▶ **Problem description**:
Scan the records below. List lines holding "遵纪守法".

▶ **Material to process**:
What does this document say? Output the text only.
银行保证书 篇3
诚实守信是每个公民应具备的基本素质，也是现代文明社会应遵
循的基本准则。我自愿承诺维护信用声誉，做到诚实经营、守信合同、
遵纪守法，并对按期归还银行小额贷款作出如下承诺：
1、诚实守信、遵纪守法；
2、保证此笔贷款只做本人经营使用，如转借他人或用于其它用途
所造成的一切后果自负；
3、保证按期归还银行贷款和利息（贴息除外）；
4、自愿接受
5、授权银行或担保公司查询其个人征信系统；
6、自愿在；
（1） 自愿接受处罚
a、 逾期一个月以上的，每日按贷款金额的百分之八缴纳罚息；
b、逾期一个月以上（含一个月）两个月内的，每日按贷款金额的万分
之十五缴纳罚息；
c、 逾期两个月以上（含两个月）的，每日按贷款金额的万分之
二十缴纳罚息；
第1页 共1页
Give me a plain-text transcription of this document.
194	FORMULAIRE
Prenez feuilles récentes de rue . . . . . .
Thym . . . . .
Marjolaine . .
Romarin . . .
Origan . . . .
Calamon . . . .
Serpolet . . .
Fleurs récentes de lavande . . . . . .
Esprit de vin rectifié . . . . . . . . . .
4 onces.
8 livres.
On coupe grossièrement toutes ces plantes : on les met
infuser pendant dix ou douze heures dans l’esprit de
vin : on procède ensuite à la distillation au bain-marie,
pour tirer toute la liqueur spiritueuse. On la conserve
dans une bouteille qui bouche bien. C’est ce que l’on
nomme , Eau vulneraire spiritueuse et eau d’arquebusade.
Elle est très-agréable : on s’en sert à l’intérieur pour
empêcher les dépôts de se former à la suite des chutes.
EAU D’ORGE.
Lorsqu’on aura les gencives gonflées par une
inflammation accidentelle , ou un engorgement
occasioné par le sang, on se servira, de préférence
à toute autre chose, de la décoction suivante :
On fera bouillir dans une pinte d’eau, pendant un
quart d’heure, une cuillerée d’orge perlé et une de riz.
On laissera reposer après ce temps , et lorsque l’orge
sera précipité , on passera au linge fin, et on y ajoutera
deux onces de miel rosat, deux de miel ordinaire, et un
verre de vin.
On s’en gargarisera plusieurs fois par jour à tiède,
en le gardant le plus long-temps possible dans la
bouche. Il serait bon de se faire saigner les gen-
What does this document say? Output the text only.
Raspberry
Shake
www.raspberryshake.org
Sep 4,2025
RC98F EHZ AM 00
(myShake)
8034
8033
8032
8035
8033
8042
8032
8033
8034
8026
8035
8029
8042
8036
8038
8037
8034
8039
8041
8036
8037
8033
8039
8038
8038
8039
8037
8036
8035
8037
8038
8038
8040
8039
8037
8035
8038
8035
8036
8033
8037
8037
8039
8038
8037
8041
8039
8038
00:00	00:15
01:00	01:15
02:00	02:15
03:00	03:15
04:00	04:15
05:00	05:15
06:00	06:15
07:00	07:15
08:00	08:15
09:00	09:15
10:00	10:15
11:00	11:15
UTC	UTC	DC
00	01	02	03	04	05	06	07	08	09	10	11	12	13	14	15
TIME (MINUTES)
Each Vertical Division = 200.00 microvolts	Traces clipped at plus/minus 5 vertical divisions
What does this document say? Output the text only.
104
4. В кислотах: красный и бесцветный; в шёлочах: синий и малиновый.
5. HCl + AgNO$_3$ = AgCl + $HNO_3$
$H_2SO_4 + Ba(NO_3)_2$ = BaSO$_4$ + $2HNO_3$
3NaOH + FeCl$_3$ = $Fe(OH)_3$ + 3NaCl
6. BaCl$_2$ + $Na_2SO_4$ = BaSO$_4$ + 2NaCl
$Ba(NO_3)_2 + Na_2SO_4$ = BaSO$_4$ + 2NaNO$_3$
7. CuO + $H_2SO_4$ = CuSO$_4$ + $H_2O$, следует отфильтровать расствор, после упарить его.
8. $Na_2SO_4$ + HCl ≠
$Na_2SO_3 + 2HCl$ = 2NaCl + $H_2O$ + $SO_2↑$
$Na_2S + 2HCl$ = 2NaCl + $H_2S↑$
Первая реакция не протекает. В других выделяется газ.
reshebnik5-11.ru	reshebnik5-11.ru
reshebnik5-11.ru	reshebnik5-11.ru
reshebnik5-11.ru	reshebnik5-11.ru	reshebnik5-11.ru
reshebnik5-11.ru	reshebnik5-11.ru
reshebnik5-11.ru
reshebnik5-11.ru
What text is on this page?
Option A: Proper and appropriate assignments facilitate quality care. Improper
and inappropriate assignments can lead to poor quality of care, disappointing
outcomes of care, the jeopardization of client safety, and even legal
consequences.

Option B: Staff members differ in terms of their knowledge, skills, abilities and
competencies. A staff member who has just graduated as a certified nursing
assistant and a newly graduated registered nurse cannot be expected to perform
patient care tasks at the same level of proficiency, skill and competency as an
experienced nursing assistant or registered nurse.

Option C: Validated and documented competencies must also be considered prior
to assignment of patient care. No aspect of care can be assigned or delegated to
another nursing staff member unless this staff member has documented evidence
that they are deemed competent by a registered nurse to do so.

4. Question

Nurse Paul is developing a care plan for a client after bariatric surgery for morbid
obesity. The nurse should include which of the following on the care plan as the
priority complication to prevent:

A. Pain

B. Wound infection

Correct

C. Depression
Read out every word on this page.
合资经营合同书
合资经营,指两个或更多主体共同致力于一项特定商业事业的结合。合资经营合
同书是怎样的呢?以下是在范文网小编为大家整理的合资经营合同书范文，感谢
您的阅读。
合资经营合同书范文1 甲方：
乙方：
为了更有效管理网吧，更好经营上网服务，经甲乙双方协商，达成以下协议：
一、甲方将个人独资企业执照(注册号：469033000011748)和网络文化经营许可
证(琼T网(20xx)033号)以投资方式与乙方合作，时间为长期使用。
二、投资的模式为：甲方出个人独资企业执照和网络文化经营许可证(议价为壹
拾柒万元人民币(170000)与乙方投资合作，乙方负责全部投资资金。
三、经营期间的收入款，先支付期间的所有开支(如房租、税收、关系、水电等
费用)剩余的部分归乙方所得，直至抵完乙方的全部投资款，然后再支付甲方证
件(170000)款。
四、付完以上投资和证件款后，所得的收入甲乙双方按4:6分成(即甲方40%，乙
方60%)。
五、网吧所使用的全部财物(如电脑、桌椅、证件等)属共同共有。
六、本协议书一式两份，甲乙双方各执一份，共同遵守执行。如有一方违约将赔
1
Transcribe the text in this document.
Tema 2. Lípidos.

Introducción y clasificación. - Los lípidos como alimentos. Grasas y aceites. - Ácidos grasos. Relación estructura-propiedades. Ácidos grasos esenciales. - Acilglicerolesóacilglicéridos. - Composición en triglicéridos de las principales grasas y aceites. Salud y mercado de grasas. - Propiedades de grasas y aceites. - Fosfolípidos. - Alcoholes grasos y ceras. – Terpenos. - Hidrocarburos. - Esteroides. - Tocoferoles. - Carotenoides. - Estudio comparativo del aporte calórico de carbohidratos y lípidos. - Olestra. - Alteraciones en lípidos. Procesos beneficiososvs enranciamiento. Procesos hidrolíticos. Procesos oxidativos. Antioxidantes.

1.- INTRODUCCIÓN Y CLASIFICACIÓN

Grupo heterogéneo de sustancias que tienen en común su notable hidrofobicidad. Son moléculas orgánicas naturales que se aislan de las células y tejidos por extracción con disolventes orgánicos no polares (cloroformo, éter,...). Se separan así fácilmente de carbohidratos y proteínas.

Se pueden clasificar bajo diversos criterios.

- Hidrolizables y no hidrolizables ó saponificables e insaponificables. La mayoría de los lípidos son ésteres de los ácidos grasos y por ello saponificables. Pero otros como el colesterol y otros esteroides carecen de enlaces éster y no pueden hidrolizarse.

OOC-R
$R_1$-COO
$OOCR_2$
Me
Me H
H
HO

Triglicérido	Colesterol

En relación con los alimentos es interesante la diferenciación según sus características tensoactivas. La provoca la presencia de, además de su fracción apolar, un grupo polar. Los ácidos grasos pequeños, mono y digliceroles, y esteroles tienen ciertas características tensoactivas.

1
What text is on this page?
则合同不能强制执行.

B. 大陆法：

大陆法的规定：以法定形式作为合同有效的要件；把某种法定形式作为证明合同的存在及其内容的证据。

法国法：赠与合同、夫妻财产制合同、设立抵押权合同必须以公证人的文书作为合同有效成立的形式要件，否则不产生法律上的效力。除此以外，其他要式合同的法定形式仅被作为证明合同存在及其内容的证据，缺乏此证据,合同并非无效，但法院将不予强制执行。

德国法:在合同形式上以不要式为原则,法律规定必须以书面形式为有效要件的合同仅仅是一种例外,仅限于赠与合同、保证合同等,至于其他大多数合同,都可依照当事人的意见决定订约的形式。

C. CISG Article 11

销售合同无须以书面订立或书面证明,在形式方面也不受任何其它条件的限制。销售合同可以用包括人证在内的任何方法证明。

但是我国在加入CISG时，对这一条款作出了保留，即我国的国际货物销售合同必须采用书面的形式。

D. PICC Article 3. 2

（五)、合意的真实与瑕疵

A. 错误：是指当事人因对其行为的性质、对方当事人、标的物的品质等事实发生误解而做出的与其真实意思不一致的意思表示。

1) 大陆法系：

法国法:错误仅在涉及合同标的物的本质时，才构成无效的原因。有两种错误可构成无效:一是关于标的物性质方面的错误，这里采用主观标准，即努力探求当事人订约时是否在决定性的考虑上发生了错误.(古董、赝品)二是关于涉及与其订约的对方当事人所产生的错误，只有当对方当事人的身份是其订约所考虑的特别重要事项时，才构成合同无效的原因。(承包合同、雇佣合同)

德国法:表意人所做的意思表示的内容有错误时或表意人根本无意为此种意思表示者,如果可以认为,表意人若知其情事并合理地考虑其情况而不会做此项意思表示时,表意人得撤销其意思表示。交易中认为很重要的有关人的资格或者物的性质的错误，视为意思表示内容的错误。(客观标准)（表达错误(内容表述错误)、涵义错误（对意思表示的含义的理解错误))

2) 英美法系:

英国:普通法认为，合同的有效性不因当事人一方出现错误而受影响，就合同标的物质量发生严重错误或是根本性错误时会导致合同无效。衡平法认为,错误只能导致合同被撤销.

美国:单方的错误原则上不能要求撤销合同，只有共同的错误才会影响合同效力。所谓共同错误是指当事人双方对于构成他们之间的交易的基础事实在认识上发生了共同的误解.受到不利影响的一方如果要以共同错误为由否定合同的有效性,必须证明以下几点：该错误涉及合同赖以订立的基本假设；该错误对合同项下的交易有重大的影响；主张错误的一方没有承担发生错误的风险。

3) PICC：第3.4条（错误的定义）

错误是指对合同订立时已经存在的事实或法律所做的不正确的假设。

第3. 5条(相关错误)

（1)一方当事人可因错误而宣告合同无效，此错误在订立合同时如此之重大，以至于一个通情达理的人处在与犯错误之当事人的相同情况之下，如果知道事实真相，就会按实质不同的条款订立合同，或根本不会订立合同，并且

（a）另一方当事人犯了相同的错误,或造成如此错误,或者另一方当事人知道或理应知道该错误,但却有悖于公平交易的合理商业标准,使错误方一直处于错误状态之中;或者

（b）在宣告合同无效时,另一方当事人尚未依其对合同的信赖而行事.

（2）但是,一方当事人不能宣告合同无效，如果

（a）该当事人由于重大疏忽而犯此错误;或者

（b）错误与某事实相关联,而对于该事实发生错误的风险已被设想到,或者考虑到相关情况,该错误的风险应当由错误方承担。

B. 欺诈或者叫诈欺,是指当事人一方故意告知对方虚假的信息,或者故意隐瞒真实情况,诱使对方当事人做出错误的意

▶ **Answer to this problem**:
遵纪守法，并对按期归还银行小额贷款作出如下承诺：
1、诚实守信、遵纪守法；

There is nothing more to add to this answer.